> _Exercise_
The entries below should be output exactly as written.

[Source records]

......

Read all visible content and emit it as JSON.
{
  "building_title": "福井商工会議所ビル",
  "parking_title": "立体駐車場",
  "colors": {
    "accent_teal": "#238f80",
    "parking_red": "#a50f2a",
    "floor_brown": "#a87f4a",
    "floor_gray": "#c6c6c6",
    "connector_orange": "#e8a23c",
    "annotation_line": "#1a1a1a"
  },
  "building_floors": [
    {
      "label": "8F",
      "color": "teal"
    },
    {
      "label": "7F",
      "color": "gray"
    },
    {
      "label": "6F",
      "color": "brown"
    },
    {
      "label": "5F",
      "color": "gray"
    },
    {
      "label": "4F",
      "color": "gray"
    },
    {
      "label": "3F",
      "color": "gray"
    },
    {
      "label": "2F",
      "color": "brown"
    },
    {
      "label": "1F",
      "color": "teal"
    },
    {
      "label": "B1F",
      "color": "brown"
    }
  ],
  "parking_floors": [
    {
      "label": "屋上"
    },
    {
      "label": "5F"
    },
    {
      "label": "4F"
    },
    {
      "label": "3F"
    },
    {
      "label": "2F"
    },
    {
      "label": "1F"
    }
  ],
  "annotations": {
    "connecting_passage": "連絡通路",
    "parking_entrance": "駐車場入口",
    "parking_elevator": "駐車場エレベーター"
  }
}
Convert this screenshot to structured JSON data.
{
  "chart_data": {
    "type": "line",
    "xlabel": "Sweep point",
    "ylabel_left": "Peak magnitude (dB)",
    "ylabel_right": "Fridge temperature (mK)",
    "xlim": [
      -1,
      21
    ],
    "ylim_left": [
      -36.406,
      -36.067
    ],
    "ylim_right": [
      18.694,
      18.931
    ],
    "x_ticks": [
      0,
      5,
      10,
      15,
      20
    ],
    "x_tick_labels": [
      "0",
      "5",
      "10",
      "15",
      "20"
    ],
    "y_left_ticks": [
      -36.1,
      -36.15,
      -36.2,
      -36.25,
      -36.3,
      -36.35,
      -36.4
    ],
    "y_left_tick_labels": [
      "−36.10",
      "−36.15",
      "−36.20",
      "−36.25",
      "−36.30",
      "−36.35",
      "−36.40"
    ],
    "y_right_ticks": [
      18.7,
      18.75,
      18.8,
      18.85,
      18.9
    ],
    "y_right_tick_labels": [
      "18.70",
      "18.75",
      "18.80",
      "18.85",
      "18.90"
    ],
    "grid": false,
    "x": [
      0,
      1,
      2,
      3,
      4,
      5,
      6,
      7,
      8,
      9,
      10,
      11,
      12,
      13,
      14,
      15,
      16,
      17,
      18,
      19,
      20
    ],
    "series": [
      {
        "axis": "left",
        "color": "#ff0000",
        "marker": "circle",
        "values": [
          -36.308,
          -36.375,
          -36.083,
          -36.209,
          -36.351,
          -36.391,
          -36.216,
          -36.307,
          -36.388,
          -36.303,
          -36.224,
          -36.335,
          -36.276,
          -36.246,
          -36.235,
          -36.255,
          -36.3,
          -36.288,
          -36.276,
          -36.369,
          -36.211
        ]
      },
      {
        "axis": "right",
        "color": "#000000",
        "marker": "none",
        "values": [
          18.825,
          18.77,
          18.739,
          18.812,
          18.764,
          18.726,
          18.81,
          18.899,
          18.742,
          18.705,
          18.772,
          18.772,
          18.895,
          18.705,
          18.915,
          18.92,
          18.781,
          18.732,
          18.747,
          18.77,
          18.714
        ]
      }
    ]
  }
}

......

> _Reply_
Read all visible content and emit it as JSON.
{
  "building_title": "福井商工会議所ビル",
  "parking_title": "立体駐車場",
  "colors": {
    "accent_teal": "#238f80",
    "parking_red": "#a50f2a",
    "floor_brown": "#a87f4a",
    "floor_gray": "#c6c6c6",
    "connector_orange": "#e8a23c",
    "annotation_line": "#1a1a1a"
  },
  "building_floors": [
    {
      "label": "8F",
      "color": "teal"
    },
    {
      "label": "7F",
      "color": "gray"
    },
    {
      "label": "6F",
      "color": "brown"
    },
    {
      "label": "5F",
      "color": "gray"
    },
    {
      "label": "4F",
      "color": "gray"
    },
    {
      "label": "3F",
      "color": "gray"
    },
    {
      "label": "2F",
      "color": "brown"
    },
    {
      "label": "1F",
      "color": "teal"
    },
    {
      "label": "B1F",
      "color": "brown"
    }
  ],
  "parking_floors": [
    {
      "label": "屋上"
    },
    {
      "label": "5F"
    },
    {
      "label": "4F"
    },
    {
      "label": "3F"
    },
    {
      "label": "2F"
    },
    {
      "label": "1F"
    }
  ],
  "annotations": {
    "connecting_passage": "連絡通路",
    "parking_entrance": "駐車場入口",
    "parking_elevator": "駐車場エレベーター"
  }
}
Convert this screenshot to structured JSON data.
{
  "chart_data": {
    "type": "line",
    "xlabel": "Sweep point",
    "ylabel_left": "Peak magnitude (dB)",
    "ylabel_right": "Fridge temperature (mK)",
    "xlim": [
      -1,
      21
    ],
    "ylim_left": [
      -36.406,
      -36.067
    ],
    "ylim_right": [
      18.694,
      18.931
    ],
    "x_ticks": [
      0,
      5,
      10,
      15,
      20
    ],
    "x_tick_labels": [
      "0",
      "5",
      "10",
      "15",
      "20"
    ],
    "y_left_ticks": [
      -36.1,
      -36.15,
      -36.2,
      -36.25,
      -36.3,
      -36.35,
      -36.4
    ],
    "y_left_tick_labels": [
      "−36.10",
      "−36.15",
      "−36.20",
      "−36.25",
      "−36.30",
      "−36.35",
      "−36.40"
    ],
    "y_right_ticks": [
      18.7,
      18.75,
      18.8,
      18.85,
      18.9
    ],
    "y_right_tick_labels": [
      "18.70",
      "18.75",
      "18.80",
      "18.85",
      "18.90"
    ],
    "grid": false,
    "x": [
      0,
      1,
      2,
      3,
      4,
      5,
      6,
      7,
      8,
      9,
      10,
      11,
      12,
      13,
      14,
      15,
      16,
      17,
      18,
      19,
      20
    ],
    "series": [
      {
        "axis": "left",
        "color": "#ff0000",
        "marker": "circle",
        "values": [
          -36.308,
          -36.375,
          -36.083,
          -36.209,
          -36.351,
          -36.391,
          -36.216,
          -36.307,
          -36.388,
          -36.303,
          -36.224,
          -36.335,
          -36.276,
          -36.246,
          -36.235,
          -36.255,
          -36.3,
          -36.288,
          -36.276,
          -36.369,
          -36.211
        ]
      },
      {
        "axis": "right",
        "color": "#000000",
        "marker": "none",
        "values": [
          18.825,
          18.77,
          18.739,
          18.812,
          18.764,
          18.726,
          18.81,
          18.899,
          18.742,
          18.705,
          18.772,
          18.772,
          18.895,
          18.705,
          18.915,
          18.92,
          18.781,
          18.732,
          18.747,
          18.77,
          18.714
        ]
      }
    ]
  }
}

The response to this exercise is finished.